**TASK INPUT:**

>>

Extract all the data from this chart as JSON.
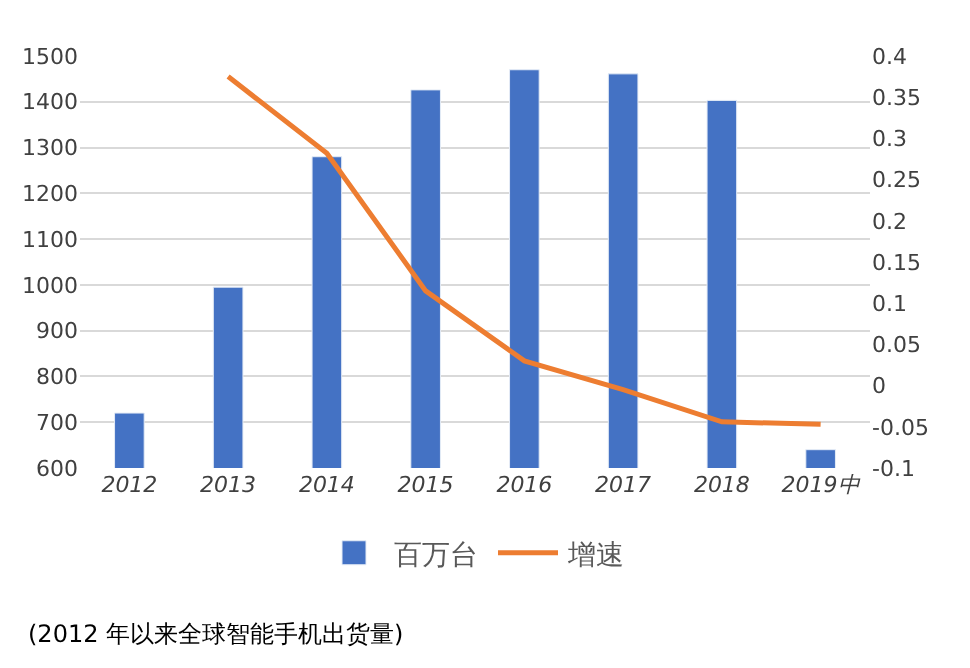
{
  "chart_data": {
    "type": "bar",
    "categories": [
      "2012",
      "2013",
      "2014",
      "2015",
      "2016",
      "2017",
      "2018",
      "2019中"
    ],
    "series": [
      {
        "name": "百万台",
        "color": "#4472c4",
        "values": [
          720,
          995,
          1280,
          1426,
          1470,
          1461,
          1403,
          640
        ]
      },
      {
        "name": "增速",
        "type": "line",
        "axis": "y2",
        "color": "#ed7d31",
        "values": [
          null,
          0.375,
          0.282,
          0.115,
          0.03,
          -0.005,
          -0.044,
          -0.047
        ]
      }
    ],
    "ylim": [
      600,
      1500
    ],
    "yticks": [
      600,
      700,
      800,
      900,
      1000,
      1100,
      1200,
      1300,
      1400,
      1500
    ],
    "y2lim": [
      -0.1,
      0.4
    ],
    "y2ticks": [
      -0.1,
      -0.05,
      0,
      0.05,
      0.1,
      0.15,
      0.2,
      0.25,
      0.3,
      0.35,
      0.4
    ],
    "grid": "y",
    "legend": "bottom",
    "marker": "none",
    "line_style": "solid",
    "annotations": [
      "(2012 年以来全球智能手机出货量)"
    ]
  }
}
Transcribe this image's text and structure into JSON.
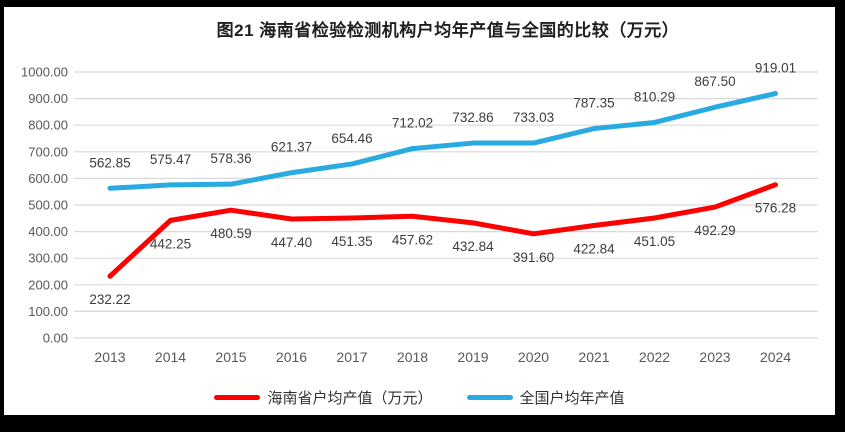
{
  "frame": {
    "border_color": "#000000",
    "background_color": "#ffffff"
  },
  "chart_data": {
    "type": "line",
    "title": "图21  海南省检验检测机构户均年产值与全国的比较（万元）",
    "categories": [
      "2013",
      "2014",
      "2015",
      "2016",
      "2017",
      "2018",
      "2019",
      "2020",
      "2021",
      "2022",
      "2023",
      "2024"
    ],
    "series": [
      {
        "name": "海南省户均产值（万元）",
        "color": "#FF0000",
        "label_position": "below",
        "values": [
          232.22,
          442.25,
          480.59,
          447.4,
          451.35,
          457.62,
          432.84,
          391.6,
          422.84,
          451.05,
          492.29,
          576.28
        ]
      },
      {
        "name": "全国户均年产值",
        "color": "#29ABE2",
        "label_position": "above",
        "values": [
          562.85,
          575.47,
          578.36,
          621.37,
          654.46,
          712.02,
          732.86,
          733.03,
          787.35,
          810.29,
          867.5,
          919.01
        ]
      }
    ],
    "ylim": [
      0,
      1000
    ],
    "ytick_step": 100,
    "ytick_decimals": 2,
    "grid": "horizontal",
    "legend_position": "bottom",
    "colors": {
      "grid_line": "#D9D9D9",
      "axis_text": "#595959",
      "data_label_text": "#3d3d3d"
    }
  }
}
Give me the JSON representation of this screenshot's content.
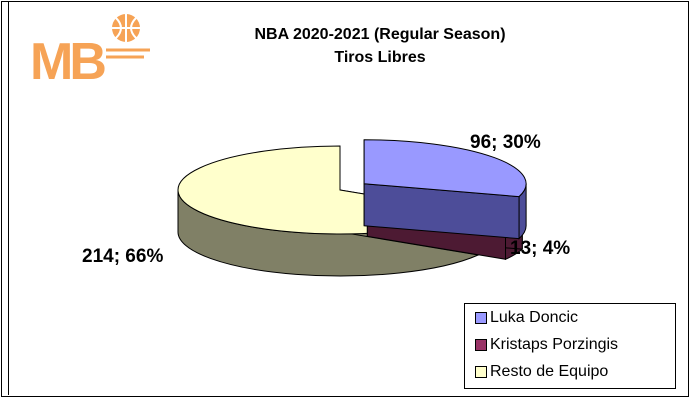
{
  "logo": {
    "text_m": "M",
    "text_b": "B"
  },
  "chart_data": {
    "type": "pie",
    "title": "NBA 2020-2021 (Regular Season)",
    "subtitle": "Tiros Libres",
    "slices": [
      {
        "name": "Luka Doncic",
        "value": 96,
        "percent": 30,
        "label": "96; 30%",
        "color": "#9999ff",
        "side_color": "#4d4d99"
      },
      {
        "name": "Kristaps Porzingis",
        "value": 13,
        "percent": 4,
        "label": "13; 4%",
        "color": "#993366",
        "side_color": "#4d1a33"
      },
      {
        "name": "Resto de Equipo",
        "value": 214,
        "percent": 66,
        "label": "214; 66%",
        "color": "#ffffcc",
        "side_color": "#808066"
      }
    ],
    "legend_position": "bottom-right"
  }
}
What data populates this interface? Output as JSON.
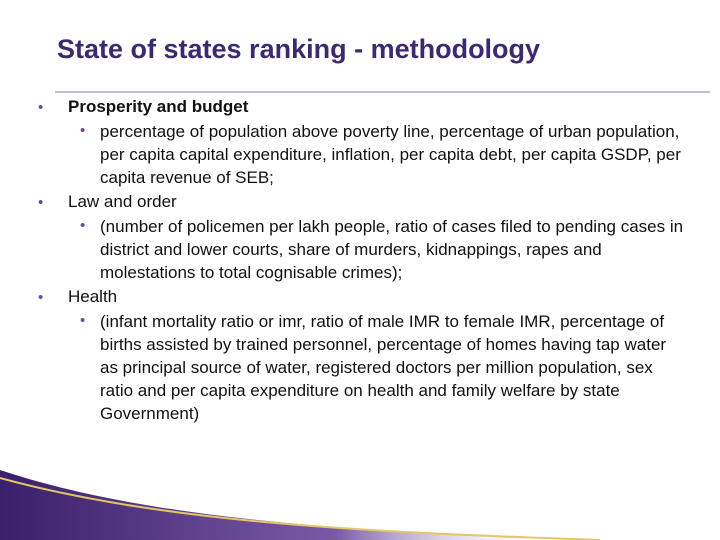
{
  "title": "State of states ranking - methodology",
  "items": [
    {
      "heading": "Prosperity and budget",
      "detail": "percentage of population above poverty line, percentage of urban population, per capita capital expenditure, inflation, per capita debt, per capita GSDP, per capita revenue of SEB;"
    },
    {
      "heading": "Law and order",
      "detail": "(number of policemen per lakh people, ratio of cases filed to pending cases in district and lower courts, share of murders, kidnappings, rapes and molestations to total cognisable crimes);"
    },
    {
      "heading": "Health",
      "detail": "(infant mortality ratio or imr, ratio of male IMR to female IMR, percentage of births assisted by trained personnel, percentage of homes having tap water as principal source of water, registered doctors per million population, sex ratio and per capita expenditure on health and family welfare by state Government)"
    }
  ]
}
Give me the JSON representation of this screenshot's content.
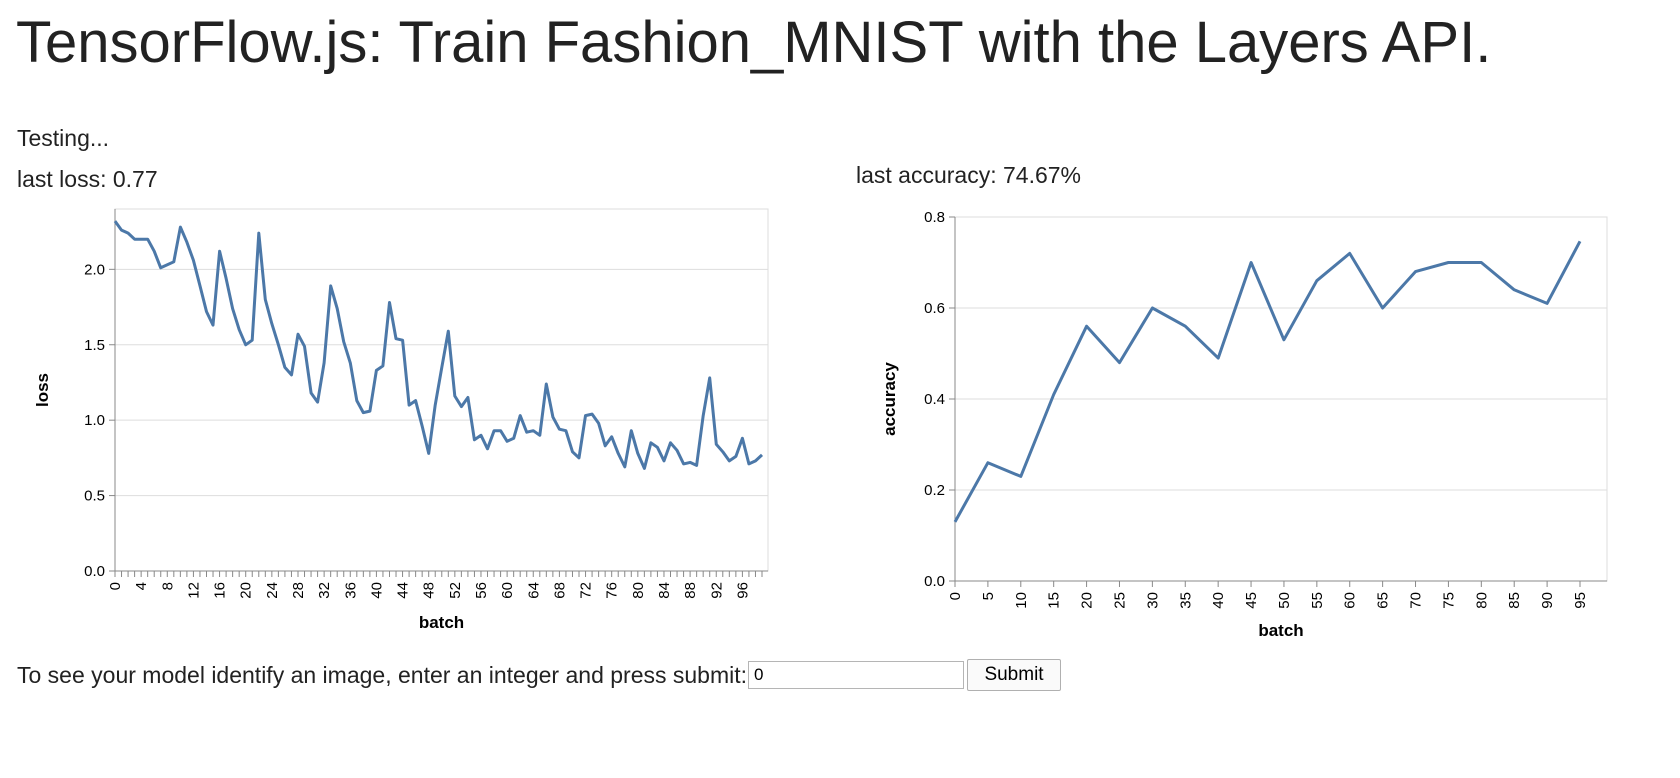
{
  "page": {
    "title": "TensorFlow.js: Train Fashion_MNIST with the Layers API.",
    "status": "Testing...",
    "last_loss": "last loss: 0.77",
    "last_accuracy": "last accuracy: 74.67%"
  },
  "predict": {
    "label": "To see your model identify an image, enter an integer and press submit:",
    "input_value": "0",
    "submit_label": "Submit"
  },
  "chart_data": [
    {
      "type": "line",
      "xlabel": "batch",
      "ylabel": "loss",
      "ylim": [
        0,
        2.4
      ],
      "yticks": [
        "0.0",
        "0.5",
        "1.0",
        "1.5",
        "2.0"
      ],
      "xlim": [
        0,
        99
      ],
      "xtick_step": 4,
      "grid": true,
      "line_color": "#4c78a8",
      "x": [
        0,
        1,
        2,
        3,
        4,
        5,
        6,
        7,
        8,
        9,
        10,
        11,
        12,
        13,
        14,
        15,
        16,
        17,
        18,
        19,
        20,
        21,
        22,
        23,
        24,
        25,
        26,
        27,
        28,
        29,
        30,
        31,
        32,
        33,
        34,
        35,
        36,
        37,
        38,
        39,
        40,
        41,
        42,
        43,
        44,
        45,
        46,
        47,
        48,
        49,
        50,
        51,
        52,
        53,
        54,
        55,
        56,
        57,
        58,
        59,
        60,
        61,
        62,
        63,
        64,
        65,
        66,
        67,
        68,
        69,
        70,
        71,
        72,
        73,
        74,
        75,
        76,
        77,
        78,
        79,
        80,
        81,
        82,
        83,
        84,
        85,
        86,
        87,
        88,
        89,
        90,
        91,
        92,
        93,
        94,
        95,
        96,
        97,
        98,
        99
      ],
      "y": [
        2.32,
        2.26,
        2.24,
        2.2,
        2.2,
        2.2,
        2.12,
        2.01,
        2.03,
        2.05,
        2.28,
        2.18,
        2.06,
        1.89,
        1.72,
        1.63,
        2.12,
        1.94,
        1.74,
        1.6,
        1.5,
        1.53,
        2.24,
        1.8,
        1.64,
        1.5,
        1.35,
        1.3,
        1.57,
        1.49,
        1.18,
        1.12,
        1.38,
        1.89,
        1.74,
        1.52,
        1.38,
        1.13,
        1.05,
        1.06,
        1.33,
        1.36,
        1.78,
        1.54,
        1.53,
        1.1,
        1.13,
        0.96,
        0.78,
        1.1,
        1.35,
        1.59,
        1.16,
        1.09,
        1.15,
        0.87,
        0.9,
        0.81,
        0.93,
        0.93,
        0.86,
        0.88,
        1.03,
        0.92,
        0.93,
        0.9,
        1.24,
        1.02,
        0.94,
        0.93,
        0.79,
        0.75,
        1.03,
        1.04,
        0.98,
        0.83,
        0.89,
        0.78,
        0.69,
        0.93,
        0.78,
        0.68,
        0.85,
        0.82,
        0.73,
        0.85,
        0.8,
        0.71,
        0.72,
        0.7,
        1.03,
        1.28,
        0.84,
        0.79,
        0.73,
        0.76,
        0.88,
        0.71,
        0.73,
        0.77
      ]
    },
    {
      "type": "line",
      "xlabel": "batch",
      "ylabel": "accuracy",
      "ylim": [
        0,
        0.8
      ],
      "yticks": [
        "0.0",
        "0.2",
        "0.4",
        "0.6",
        "0.8"
      ],
      "xticks": [
        "0",
        "5",
        "10",
        "15",
        "20",
        "25",
        "30",
        "35",
        "40",
        "45",
        "50",
        "55",
        "60",
        "65",
        "70",
        "75",
        "80",
        "85",
        "90",
        "95"
      ],
      "xlim": [
        0,
        95
      ],
      "grid": true,
      "line_color": "#4c78a8",
      "x": [
        0,
        5,
        10,
        15,
        20,
        25,
        30,
        35,
        40,
        45,
        50,
        55,
        60,
        65,
        70,
        75,
        80,
        85,
        90,
        95
      ],
      "y": [
        0.13,
        0.26,
        0.23,
        0.41,
        0.56,
        0.48,
        0.6,
        0.56,
        0.49,
        0.7,
        0.53,
        0.66,
        0.72,
        0.6,
        0.68,
        0.7,
        0.7,
        0.64,
        0.61,
        0.7467
      ]
    }
  ]
}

<<

**DIRECTIONS:** Copy out every line of the data that includes "above".

**RESULT OF THIS TASK:**
        "label_position": "above",
      "detail": "percentage of population above poverty line, percentage of urban population, per capita capital expenditure, inflation, per capita debt, per capita GSDP, per capita revenue of SEB;"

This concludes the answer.